Work to be completed —
Lines containing the string "Plateforme" are to be counted; report the number and nothing more.

Given records —
▽

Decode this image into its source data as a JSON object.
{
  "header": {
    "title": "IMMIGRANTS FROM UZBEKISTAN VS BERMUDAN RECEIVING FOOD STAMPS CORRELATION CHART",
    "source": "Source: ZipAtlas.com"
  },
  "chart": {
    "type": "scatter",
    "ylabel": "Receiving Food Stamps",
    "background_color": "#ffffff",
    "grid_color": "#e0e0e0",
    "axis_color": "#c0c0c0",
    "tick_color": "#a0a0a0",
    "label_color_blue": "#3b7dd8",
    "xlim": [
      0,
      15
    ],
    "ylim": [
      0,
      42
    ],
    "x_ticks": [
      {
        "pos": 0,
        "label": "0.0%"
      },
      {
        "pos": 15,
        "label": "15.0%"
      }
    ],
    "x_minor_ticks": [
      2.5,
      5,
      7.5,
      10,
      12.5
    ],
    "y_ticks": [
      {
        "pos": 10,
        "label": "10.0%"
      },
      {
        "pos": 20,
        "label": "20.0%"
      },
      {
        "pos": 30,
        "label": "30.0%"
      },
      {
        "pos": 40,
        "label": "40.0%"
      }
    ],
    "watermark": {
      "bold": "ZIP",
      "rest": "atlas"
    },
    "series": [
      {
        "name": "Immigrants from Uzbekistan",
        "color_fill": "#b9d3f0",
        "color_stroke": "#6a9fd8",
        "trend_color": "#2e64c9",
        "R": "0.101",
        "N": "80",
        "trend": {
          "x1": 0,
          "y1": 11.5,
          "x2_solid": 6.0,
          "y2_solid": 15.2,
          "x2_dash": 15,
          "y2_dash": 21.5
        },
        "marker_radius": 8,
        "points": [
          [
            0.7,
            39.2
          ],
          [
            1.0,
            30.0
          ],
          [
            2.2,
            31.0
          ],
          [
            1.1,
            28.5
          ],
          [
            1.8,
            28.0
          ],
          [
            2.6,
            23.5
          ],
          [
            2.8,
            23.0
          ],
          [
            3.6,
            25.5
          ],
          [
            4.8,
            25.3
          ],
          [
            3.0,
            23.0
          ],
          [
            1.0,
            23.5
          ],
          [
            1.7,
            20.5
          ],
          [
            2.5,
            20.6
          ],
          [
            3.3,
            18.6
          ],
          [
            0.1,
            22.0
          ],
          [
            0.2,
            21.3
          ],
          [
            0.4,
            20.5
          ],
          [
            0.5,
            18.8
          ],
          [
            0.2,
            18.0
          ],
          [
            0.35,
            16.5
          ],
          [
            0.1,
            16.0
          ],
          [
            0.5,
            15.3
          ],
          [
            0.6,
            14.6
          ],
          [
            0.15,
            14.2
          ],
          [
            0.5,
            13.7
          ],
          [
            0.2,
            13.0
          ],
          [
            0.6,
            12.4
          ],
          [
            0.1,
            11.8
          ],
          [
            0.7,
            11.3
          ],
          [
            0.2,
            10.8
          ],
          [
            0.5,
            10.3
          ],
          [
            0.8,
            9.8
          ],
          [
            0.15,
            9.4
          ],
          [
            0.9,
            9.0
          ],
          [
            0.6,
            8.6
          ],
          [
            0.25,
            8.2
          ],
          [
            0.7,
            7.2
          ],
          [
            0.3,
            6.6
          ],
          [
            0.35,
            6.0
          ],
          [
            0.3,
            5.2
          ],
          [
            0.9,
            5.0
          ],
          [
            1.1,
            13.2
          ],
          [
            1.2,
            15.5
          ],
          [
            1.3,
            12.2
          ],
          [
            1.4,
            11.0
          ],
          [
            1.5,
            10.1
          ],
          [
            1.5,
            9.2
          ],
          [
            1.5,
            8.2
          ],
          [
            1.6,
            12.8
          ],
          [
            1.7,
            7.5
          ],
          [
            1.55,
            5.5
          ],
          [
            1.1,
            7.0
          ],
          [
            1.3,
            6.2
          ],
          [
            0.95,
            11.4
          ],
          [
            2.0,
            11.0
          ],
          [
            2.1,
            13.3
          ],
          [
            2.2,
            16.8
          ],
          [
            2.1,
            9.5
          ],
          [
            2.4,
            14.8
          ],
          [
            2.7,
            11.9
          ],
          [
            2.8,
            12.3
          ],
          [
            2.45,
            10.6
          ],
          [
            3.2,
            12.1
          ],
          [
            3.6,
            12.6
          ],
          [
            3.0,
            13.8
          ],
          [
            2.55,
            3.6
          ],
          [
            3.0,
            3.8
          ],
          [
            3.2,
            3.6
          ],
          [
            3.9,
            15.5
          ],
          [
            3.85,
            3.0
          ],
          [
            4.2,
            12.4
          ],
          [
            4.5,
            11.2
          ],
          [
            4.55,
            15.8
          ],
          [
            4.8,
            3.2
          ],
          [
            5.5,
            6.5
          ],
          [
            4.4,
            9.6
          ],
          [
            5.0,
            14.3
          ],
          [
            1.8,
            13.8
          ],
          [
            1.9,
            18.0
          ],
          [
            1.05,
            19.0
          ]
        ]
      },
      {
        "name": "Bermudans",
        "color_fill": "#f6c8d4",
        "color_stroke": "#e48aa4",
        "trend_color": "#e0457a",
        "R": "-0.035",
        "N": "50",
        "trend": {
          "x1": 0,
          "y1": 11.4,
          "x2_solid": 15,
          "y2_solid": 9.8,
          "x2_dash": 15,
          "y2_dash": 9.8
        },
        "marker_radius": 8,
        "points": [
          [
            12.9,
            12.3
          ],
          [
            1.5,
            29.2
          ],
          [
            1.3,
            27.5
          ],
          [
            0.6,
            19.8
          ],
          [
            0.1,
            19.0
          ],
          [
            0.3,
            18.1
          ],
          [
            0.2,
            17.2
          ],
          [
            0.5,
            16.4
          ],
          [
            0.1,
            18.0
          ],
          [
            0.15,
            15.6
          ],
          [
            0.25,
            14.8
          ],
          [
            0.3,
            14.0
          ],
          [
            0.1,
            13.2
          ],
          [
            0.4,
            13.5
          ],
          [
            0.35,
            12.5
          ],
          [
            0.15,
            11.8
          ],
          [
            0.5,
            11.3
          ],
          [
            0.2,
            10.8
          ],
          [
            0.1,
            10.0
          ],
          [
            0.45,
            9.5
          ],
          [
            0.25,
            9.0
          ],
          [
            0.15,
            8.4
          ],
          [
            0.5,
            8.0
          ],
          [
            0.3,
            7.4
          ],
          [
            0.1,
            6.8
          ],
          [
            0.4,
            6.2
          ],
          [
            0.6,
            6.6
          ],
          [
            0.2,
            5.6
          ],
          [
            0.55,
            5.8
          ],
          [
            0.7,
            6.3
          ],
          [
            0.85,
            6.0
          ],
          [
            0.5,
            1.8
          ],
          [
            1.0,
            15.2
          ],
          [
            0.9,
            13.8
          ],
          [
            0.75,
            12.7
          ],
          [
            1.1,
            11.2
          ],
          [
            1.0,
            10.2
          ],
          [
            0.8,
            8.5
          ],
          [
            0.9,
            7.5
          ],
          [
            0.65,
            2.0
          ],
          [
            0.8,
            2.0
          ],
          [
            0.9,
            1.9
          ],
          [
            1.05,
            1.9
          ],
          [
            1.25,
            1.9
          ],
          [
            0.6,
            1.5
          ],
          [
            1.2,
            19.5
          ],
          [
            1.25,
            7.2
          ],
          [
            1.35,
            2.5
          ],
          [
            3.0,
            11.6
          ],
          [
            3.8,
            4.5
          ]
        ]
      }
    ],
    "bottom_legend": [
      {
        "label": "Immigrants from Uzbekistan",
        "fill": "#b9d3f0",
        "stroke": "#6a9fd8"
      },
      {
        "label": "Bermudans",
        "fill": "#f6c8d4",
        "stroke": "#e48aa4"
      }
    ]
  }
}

△
▽

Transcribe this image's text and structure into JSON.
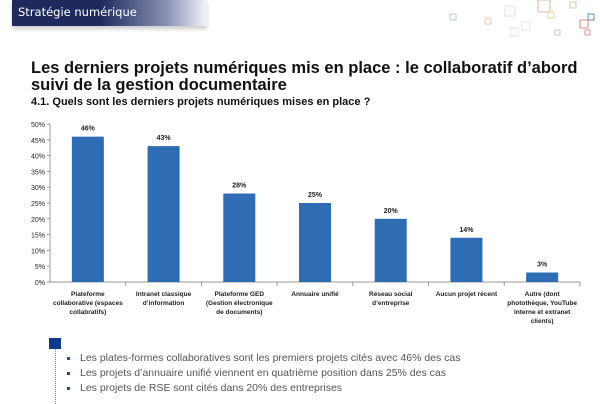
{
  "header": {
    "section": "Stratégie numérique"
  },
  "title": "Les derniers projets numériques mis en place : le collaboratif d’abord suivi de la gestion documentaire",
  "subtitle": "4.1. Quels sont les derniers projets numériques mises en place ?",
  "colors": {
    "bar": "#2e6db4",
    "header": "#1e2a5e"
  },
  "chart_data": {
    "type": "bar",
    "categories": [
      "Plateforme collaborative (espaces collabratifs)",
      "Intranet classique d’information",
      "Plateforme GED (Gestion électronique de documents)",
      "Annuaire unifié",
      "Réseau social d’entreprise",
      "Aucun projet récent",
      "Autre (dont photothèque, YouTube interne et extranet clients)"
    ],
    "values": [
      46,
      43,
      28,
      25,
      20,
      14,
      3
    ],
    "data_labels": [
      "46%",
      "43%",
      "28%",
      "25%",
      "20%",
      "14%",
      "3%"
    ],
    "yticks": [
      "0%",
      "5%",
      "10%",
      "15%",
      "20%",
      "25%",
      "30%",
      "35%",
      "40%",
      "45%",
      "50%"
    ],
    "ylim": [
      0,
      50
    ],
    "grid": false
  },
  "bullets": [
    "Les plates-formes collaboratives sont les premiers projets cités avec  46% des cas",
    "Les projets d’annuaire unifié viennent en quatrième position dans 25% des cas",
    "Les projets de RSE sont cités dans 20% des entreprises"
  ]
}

△
▽

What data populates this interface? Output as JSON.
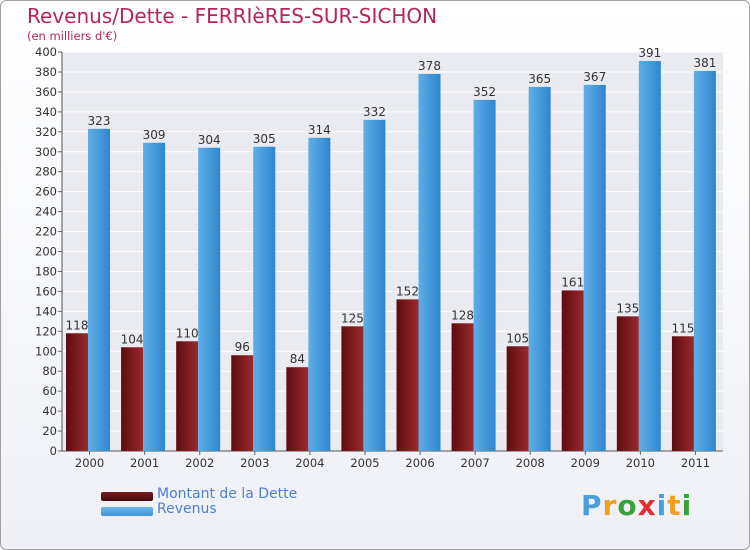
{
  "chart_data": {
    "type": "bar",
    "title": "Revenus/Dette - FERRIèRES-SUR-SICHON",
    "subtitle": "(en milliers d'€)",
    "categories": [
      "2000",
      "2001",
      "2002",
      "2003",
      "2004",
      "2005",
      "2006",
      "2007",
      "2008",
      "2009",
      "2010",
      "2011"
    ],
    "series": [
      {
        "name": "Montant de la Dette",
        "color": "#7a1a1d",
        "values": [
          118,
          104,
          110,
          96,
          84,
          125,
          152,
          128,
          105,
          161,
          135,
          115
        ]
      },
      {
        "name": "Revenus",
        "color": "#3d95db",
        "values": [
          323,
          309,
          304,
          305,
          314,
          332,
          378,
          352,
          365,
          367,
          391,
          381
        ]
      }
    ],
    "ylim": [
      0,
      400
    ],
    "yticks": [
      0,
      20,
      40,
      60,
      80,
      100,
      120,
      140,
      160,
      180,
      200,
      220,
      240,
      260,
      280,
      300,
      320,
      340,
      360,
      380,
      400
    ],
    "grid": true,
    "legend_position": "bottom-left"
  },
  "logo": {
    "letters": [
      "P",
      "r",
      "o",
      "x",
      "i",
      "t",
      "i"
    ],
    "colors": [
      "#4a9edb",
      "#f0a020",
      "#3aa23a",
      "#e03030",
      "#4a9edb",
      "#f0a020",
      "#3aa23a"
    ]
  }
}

△

Output of the exercise —
2